* What is required
Find every line of the listing below where "structured" appears, and copy it.

* Excerpted data
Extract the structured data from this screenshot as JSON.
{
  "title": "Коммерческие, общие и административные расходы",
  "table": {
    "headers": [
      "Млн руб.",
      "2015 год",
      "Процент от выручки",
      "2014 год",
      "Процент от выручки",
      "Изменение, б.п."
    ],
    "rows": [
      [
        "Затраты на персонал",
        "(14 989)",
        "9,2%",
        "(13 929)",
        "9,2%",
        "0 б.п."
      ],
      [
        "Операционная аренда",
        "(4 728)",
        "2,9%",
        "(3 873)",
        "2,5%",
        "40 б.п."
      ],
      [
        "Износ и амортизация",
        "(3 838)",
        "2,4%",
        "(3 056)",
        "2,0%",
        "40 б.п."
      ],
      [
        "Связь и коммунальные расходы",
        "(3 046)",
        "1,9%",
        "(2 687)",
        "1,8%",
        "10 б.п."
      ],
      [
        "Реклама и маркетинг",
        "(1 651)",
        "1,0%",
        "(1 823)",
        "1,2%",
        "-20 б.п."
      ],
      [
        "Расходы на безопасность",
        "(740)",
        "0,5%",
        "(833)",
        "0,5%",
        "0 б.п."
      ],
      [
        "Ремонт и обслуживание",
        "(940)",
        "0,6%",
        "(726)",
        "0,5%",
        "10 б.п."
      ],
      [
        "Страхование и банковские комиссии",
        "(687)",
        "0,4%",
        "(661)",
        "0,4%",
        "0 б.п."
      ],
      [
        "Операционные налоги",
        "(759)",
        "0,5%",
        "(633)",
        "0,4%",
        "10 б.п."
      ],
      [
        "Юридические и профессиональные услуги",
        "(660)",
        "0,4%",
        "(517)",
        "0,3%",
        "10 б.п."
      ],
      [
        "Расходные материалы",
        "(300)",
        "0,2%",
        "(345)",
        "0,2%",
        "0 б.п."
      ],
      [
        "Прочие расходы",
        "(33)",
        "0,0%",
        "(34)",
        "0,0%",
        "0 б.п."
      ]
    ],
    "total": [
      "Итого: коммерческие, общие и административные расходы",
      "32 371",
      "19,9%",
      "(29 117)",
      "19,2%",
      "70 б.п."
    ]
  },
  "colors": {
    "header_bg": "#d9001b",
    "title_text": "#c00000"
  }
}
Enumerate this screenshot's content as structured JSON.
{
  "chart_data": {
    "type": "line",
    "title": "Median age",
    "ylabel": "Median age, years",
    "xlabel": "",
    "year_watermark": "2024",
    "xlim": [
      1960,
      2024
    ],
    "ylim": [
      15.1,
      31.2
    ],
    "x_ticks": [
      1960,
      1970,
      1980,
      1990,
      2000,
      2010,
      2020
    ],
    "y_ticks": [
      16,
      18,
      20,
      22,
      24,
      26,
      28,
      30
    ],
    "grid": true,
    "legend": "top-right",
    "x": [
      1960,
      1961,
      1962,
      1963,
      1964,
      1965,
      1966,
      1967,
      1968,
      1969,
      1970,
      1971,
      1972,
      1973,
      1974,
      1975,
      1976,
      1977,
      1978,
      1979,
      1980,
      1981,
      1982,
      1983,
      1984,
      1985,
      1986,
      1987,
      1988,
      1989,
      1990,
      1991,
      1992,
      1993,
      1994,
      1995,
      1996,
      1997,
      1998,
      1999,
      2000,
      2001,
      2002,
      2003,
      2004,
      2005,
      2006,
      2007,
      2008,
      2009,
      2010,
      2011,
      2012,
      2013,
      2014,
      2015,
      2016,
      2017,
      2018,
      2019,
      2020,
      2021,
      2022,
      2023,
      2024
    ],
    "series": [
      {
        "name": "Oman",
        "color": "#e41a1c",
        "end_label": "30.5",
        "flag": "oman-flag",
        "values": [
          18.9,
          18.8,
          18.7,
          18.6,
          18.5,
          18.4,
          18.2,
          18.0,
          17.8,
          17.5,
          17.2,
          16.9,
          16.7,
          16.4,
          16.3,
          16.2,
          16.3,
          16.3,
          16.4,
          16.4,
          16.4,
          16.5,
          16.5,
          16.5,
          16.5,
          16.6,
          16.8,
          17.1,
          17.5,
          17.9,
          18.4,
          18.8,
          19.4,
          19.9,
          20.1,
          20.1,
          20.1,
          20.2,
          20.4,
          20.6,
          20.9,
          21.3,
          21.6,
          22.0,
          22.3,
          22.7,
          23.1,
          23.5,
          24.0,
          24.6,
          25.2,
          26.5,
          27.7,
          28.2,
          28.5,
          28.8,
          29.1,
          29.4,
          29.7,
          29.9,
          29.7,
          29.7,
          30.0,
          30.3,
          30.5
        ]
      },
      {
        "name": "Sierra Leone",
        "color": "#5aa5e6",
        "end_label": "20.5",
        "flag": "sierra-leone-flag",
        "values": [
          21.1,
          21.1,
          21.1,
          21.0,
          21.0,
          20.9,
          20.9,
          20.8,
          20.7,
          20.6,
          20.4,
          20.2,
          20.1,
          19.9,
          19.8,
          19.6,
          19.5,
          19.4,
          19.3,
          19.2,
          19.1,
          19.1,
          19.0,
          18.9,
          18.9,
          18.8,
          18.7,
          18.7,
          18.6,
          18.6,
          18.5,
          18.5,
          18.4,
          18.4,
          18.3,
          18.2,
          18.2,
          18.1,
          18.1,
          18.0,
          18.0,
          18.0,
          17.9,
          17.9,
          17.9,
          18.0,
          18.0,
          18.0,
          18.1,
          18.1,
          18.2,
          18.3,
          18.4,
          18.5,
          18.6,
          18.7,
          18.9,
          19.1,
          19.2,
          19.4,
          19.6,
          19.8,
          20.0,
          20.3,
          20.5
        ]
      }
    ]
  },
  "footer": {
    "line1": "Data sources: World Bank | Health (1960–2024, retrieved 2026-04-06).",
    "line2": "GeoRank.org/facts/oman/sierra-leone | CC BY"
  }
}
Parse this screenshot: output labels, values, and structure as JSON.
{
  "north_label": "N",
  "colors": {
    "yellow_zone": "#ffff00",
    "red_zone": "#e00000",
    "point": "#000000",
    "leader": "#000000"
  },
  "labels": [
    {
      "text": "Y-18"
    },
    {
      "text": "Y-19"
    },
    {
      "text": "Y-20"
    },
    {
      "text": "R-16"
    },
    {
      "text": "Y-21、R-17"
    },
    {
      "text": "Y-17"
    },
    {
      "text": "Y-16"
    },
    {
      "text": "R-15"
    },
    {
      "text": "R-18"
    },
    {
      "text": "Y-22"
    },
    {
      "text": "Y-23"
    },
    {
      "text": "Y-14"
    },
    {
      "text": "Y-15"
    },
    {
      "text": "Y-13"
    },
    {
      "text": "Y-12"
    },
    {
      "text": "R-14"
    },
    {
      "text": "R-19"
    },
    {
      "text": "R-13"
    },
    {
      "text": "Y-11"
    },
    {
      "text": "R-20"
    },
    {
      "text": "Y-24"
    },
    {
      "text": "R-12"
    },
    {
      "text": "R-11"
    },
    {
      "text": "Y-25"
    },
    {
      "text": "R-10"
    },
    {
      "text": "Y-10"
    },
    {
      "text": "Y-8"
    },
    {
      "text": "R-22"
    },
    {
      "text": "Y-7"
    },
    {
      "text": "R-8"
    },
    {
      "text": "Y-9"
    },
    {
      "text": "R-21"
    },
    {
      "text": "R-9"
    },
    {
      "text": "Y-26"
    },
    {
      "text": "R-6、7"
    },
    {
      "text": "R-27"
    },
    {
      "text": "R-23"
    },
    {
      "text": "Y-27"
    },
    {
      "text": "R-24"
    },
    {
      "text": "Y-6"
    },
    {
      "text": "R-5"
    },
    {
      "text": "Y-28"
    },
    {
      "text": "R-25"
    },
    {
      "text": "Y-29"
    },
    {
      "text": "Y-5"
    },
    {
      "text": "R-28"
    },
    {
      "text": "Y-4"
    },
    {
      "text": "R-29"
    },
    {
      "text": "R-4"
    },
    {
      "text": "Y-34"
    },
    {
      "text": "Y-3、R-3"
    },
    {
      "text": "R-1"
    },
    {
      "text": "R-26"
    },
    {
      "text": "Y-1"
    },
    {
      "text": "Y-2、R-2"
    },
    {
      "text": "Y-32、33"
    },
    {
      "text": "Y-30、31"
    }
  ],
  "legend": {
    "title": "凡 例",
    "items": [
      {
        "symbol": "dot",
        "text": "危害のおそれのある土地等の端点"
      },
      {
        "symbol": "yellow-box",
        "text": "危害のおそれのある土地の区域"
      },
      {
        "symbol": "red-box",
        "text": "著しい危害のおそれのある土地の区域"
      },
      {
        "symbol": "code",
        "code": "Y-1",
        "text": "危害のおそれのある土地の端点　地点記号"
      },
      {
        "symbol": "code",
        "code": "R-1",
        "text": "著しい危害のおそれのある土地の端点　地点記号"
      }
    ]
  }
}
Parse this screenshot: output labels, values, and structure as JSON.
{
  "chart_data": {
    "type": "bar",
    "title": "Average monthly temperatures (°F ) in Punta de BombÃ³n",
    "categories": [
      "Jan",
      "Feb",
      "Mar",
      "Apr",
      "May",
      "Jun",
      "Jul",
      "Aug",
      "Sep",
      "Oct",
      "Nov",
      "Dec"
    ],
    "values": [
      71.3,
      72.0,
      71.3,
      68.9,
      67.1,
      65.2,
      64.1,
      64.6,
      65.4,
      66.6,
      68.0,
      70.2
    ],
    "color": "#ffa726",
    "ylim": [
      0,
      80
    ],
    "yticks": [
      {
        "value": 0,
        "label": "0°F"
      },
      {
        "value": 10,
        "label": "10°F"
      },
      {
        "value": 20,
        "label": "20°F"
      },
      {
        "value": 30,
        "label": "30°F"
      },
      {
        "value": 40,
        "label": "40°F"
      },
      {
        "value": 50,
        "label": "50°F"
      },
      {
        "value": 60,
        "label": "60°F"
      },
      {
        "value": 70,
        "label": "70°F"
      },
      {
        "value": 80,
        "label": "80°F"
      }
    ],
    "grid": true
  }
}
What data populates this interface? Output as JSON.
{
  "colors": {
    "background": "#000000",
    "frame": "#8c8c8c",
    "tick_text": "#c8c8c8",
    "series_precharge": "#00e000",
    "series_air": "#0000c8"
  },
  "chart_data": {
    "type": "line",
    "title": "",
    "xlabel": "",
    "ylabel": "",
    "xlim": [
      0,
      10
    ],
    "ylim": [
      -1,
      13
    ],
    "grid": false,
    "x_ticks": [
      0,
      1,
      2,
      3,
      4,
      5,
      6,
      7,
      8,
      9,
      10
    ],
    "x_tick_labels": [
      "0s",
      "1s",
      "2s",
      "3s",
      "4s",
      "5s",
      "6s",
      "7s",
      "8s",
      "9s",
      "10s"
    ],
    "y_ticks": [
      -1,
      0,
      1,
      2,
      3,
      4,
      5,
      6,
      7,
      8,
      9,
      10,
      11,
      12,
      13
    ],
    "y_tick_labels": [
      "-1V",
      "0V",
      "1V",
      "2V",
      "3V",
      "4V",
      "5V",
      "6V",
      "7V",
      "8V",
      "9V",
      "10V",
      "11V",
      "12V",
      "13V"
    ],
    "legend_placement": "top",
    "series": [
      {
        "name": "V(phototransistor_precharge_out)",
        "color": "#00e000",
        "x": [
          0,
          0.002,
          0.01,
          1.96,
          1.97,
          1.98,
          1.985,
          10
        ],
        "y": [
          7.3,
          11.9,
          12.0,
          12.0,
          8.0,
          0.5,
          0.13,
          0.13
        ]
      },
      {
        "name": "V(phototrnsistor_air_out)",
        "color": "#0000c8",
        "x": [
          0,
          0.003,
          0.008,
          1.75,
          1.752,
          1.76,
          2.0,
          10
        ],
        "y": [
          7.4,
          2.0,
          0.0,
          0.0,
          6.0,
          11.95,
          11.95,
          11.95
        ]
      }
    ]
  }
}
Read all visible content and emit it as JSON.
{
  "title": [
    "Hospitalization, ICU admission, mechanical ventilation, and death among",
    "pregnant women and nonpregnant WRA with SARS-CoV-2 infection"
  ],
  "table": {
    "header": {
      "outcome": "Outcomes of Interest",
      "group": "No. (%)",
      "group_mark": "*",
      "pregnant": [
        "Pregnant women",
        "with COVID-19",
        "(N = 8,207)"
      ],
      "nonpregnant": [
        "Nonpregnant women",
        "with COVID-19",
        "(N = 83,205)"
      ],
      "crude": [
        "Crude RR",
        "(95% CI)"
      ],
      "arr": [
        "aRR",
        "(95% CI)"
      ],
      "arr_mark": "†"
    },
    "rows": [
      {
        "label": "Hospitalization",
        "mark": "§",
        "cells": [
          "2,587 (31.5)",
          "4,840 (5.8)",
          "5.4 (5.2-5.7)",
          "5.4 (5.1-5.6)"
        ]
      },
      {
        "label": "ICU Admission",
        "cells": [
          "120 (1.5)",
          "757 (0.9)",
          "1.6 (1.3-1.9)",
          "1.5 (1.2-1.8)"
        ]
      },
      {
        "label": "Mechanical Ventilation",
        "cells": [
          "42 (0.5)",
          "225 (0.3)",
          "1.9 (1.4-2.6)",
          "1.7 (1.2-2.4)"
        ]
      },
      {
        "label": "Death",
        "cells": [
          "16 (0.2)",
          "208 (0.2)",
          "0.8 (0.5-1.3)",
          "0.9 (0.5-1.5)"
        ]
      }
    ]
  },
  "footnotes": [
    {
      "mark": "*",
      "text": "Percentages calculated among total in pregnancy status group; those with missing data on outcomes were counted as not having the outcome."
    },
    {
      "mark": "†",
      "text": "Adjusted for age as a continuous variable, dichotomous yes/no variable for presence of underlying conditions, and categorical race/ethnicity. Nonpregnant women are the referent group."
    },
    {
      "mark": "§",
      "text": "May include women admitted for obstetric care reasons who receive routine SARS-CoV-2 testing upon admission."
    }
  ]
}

* Solution to this exercise
Extract the structured data from this screenshot as JSON.
Enumerate this screenshot's content as structured JSON.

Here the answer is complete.